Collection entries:
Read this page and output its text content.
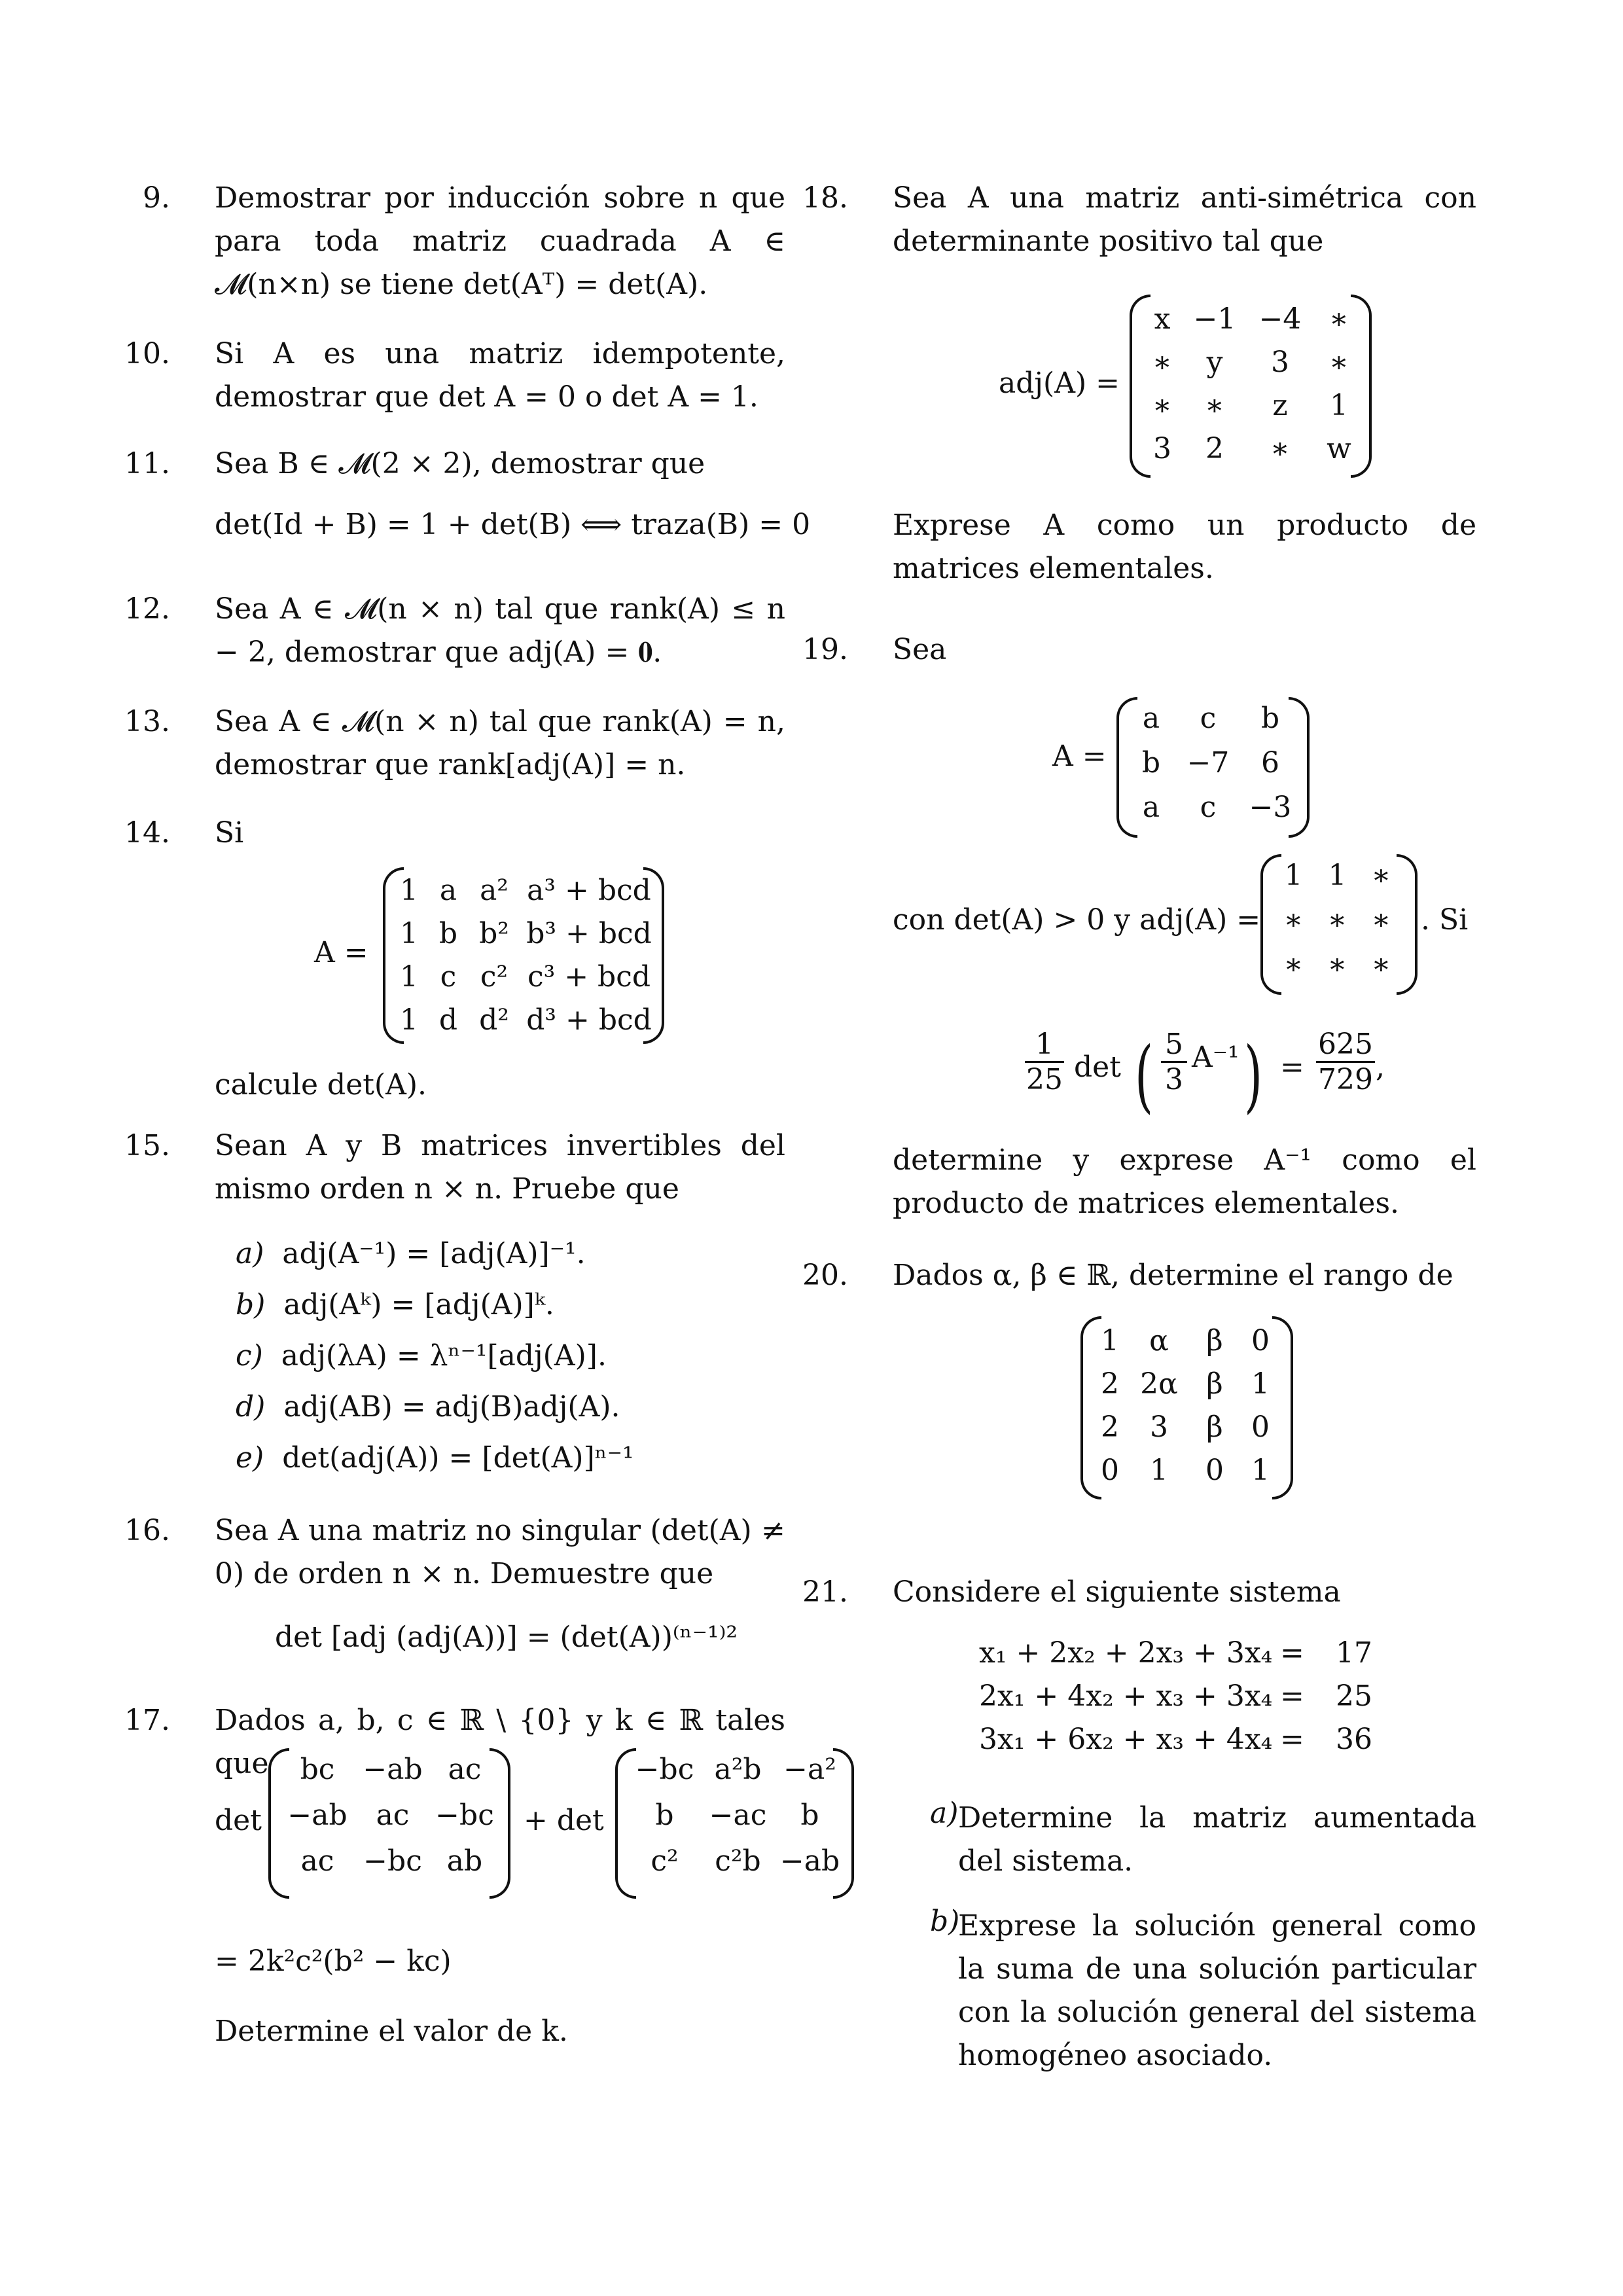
9. Demostrar por inducción sobre n que para toda matriz cuadrada A ∈ 𝓜(n×n) se tiene det(Aᵀ) = det(A).
10. Si A es una matriz idempotente, demostrar que det A = 0 o det A = 1.
11. Sea B ∈ 𝓜(2 × 2), demostrar que
det(Id + B) = 1 + det(B) ⟺ traza(B) = 0
12. Sea A ∈ 𝓜(n × n) tal que rank(A) ≤ n − 2, demostrar que adj(A) = 𝟎.
13. Sea A ∈ 𝓜(n × n) tal que rank(A) = n, demostrar que rank[adj(A)] = n.
14. Si
A =
1 a a² a³ + bcd
1 b b² b³ + bcd
1 c c² c³ + bcd
1 d d² d³ + bcd
calcule det(A).
15. Sean A y B matrices invertibles del mismo orden n × n. Pruebe que
a) adj(A⁻¹) = [adj(A)]⁻¹.
b) adj(Aᵏ) = [adj(A)]ᵏ.
c) adj(λA) = λⁿ⁻¹[adj(A)].
d) adj(AB) = adj(B)adj(A).
e) det(adj(A)) = [det(A)]ⁿ⁻¹
16. Sea A una matriz no singular (det(A) ≠ 0) de orden n × n. Demuestre que
det [adj (adj(A))] = (det(A))⁽ⁿ⁻¹⁾²
17. Dados a, b, c ∈ ℝ \ {0} y k ∈ ℝ tales que
det
bc −ab ac
−ab ac −bc
ac	−bc ab
+ det
−bc a²b −a²
b	−ac	b
c²	c²b −ab
= 2k²c²(b² − kc)
Determine el valor de k.
18. Sea A una matriz anti-simétrica con determinante positivo tal que
adj(A) =
x −1 −4 ∗
∗	y	3	∗
∗	∗	z	1
3	2	∗	w
Exprese A como un producto de matrices elementales.
19. Sea
A =
a	c	b
b −7	6
a	c	−3
con det(A) > 0 y adj(A) =
1 1 ∗
∗ ∗ ∗
∗ ∗ ∗
. Si
$\frac{1}{25}$ det ( $\frac{5}{3} A^{-1}$ ) = $\frac{625}{729}$ ,
determine y exprese A⁻¹ como el producto de matrices elementales.
20. Dados α, β ∈ ℝ, determine el rango de
1	α	β 0
2 2α β 1
2	3	β 0
0	1	0 1
21. Considere el siguiente sistema
x₁ + 2x₂ + 2x₃ + 3x₄ = 17
2x₁ + 4x₂ + x₃ + 3x₄ = 25
3x₁ + 6x₂ + x₃ + 4x₄ = 36
a) Determine la matriz aumentada del sistema.
b)
Exprese la solución general como la suma de una solución particular con la solución general del sistema homogéneo asociado.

**Requirement**: Write out the whole listing again, exactly, with no pictures.

**Complete output**:
Read this page and output its text content.
9. Demostrar por inducción sobre n que para toda matriz cuadrada A ∈ 𝓜(n×n) se tiene det(Aᵀ) = det(A).
10. Si A es una matriz idempotente, demostrar que det A = 0 o det A = 1.
11. Sea B ∈ 𝓜(2 × 2), demostrar que
det(Id + B) = 1 + det(B) ⟺ traza(B) = 0
12. Sea A ∈ 𝓜(n × n) tal que rank(A) ≤ n − 2, demostrar que adj(A) = 𝟎.
13. Sea A ∈ 𝓜(n × n) tal que rank(A) = n, demostrar que rank[adj(A)] = n.
14. Si
A =
1 a a² a³ + bcd
1 b b² b³ + bcd
1 c c² c³ + bcd
1 d d² d³ + bcd
calcule det(A).
15. Sean A y B matrices invertibles del mismo orden n × n. Pruebe que
a) adj(A⁻¹) = [adj(A)]⁻¹.
b) adj(Aᵏ) = [adj(A)]ᵏ.
c) adj(λA) = λⁿ⁻¹[adj(A)].
d) adj(AB) = adj(B)adj(A).
e) det(adj(A)) = [det(A)]ⁿ⁻¹
16. Sea A una matriz no singular (det(A) ≠ 0) de orden n × n. Demuestre que
det [adj (adj(A))] = (det(A))⁽ⁿ⁻¹⁾²
17. Dados a, b, c ∈ ℝ \ {0} y k ∈ ℝ tales que
det
bc −ab ac
−ab ac −bc
ac	−bc ab
+ det
−bc a²b −a²
b	−ac	b
c²	c²b −ab
= 2k²c²(b² − kc)
Determine el valor de k.
18. Sea A una matriz anti-simétrica con determinante positivo tal que
adj(A) =
x −1 −4 ∗
∗	y	3	∗
∗	∗	z	1
3	2	∗	w
Exprese A como un producto de matrices elementales.
19. Sea
A =
a	c	b
b −7	6
a	c	−3
con det(A) > 0 y adj(A) =
1 1 ∗
∗ ∗ ∗
∗ ∗ ∗
. Si
$\frac{1}{25}$ det ( $\frac{5}{3} A^{-1}$ ) = $\frac{625}{729}$ ,
determine y exprese A⁻¹ como el producto de matrices elementales.
20. Dados α, β ∈ ℝ, determine el rango de
1	α	β 0
2 2α β 1
2	3	β 0
0	1	0 1
21. Considere el siguiente sistema
x₁ + 2x₂ + 2x₃ + 3x₄ = 17
2x₁ + 4x₂ + x₃ + 3x₄ = 25
3x₁ + 6x₂ + x₃ + 4x₄ = 36
a) Determine la matriz aumentada del sistema.
b)
Exprese la solución general como la suma de una solución particular con la solución general del sistema homogéneo asociado.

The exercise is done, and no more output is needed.